#### Tasks
1 – List every analysis that the forum thread on aligned stores names.
2 – According to the forum thread on aligned stores, what does the writer currently use ValueRange analysis for?

#### Text excerpt
________
The upstream fix is reasonable, and it enables the support for unaligned cases. Here, I think we miss a hint for the pattern. This can either be:

Add a mode to upstream patterns that assumes that stores are always aligned. Then it is user's responsibility to tile it correct.
We need an integer range analysis that identify if the flattened index is an aligned case or not. If so, we can always convert it to vector.bitcast and do the store. Otherwise, we'll need to support it separately.

I don't know how to achieve (2) at the moment, maybe ValueRange analysis can help. I only use it for querying upper_bound. Let me take a look if it can check if a value is a multiple of something or not.

In IREE, we have util.int.assume op that tells you if it can be divisible by udiv or not.

https://github.com/iree-org/iree/blob/5140464cee7635eda92fdbbff7df580e37a44652/compiler/src/iree/compiler/Codegen/Common/test/block_dynamic_dims.mlir#L14-L17

May 30 '25 04:05 hanhanW

Okay, I think upstream may not support this. To fix it properly in IREE, I think we should move some patterns back to IREE and use TensorDynamicDimAnalysis to get the information. We can prioritize the IREE patterns in this case.
________
Data items
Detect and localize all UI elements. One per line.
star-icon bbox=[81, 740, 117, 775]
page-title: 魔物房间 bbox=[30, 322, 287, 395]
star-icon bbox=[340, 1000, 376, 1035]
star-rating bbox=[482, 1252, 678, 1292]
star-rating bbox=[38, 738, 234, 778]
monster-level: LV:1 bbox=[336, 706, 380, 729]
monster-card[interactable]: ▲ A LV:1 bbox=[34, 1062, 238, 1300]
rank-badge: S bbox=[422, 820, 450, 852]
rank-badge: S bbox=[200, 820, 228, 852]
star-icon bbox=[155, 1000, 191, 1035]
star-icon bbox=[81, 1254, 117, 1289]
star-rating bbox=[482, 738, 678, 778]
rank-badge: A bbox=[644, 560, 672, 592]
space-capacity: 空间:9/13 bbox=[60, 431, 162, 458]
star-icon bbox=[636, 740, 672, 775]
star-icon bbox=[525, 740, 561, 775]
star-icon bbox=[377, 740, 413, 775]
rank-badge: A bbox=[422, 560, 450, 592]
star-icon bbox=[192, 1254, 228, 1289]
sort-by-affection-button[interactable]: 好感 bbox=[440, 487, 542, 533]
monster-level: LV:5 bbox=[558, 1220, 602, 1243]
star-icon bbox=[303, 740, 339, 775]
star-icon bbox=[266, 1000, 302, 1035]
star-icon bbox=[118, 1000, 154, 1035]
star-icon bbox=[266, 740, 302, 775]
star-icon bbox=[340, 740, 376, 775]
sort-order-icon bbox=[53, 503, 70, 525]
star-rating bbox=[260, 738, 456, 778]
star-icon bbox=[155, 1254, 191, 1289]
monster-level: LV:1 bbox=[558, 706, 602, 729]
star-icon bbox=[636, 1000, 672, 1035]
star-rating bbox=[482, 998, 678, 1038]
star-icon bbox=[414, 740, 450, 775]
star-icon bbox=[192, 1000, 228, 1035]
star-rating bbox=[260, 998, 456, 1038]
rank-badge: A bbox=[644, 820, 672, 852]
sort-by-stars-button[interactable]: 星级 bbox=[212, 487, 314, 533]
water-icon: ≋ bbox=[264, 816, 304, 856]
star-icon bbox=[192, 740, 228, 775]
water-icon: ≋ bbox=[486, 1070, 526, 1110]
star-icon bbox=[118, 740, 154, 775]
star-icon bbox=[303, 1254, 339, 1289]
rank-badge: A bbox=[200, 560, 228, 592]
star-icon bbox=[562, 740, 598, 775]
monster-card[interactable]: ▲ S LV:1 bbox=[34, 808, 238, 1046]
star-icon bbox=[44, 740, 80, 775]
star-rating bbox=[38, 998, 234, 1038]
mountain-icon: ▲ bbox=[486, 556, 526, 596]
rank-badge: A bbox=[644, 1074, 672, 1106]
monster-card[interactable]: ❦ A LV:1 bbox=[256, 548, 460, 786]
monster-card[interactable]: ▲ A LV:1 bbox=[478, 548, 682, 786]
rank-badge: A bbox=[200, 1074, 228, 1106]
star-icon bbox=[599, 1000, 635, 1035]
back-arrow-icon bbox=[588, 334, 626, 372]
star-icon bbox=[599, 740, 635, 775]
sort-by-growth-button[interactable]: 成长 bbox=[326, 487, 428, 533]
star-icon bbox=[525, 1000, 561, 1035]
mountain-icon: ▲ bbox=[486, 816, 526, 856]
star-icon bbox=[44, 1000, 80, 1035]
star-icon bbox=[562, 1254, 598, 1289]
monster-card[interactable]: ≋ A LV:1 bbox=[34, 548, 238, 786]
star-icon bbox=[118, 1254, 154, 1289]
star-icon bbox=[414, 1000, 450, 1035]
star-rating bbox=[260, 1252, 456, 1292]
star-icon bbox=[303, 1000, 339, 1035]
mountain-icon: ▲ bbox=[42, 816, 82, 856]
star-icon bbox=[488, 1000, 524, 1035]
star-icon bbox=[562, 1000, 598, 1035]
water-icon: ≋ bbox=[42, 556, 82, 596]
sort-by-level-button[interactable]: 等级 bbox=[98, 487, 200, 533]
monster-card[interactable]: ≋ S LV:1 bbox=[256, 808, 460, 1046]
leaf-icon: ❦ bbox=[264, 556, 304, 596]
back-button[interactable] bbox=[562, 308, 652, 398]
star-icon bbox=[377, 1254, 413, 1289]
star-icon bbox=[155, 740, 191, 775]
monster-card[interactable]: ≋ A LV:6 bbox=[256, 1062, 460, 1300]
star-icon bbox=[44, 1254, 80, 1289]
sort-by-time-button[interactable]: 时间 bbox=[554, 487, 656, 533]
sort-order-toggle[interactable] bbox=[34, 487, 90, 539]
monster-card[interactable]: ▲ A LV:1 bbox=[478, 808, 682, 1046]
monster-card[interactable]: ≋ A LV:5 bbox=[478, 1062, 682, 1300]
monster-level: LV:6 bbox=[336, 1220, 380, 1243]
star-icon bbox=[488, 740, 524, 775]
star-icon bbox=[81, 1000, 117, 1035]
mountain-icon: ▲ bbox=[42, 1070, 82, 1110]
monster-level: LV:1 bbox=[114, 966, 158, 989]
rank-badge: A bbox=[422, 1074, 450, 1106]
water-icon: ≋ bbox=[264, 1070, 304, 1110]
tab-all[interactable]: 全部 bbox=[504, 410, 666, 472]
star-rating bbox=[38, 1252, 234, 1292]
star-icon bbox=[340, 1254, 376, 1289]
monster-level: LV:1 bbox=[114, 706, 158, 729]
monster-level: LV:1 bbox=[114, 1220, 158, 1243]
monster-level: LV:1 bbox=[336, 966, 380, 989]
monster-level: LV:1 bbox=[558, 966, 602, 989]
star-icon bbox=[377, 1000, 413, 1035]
________
#### Results for each task
1 –
integer range analysis
ValueRange analysis
TensorDynamicDimAnalysis

2 – Only for querying upper_bound.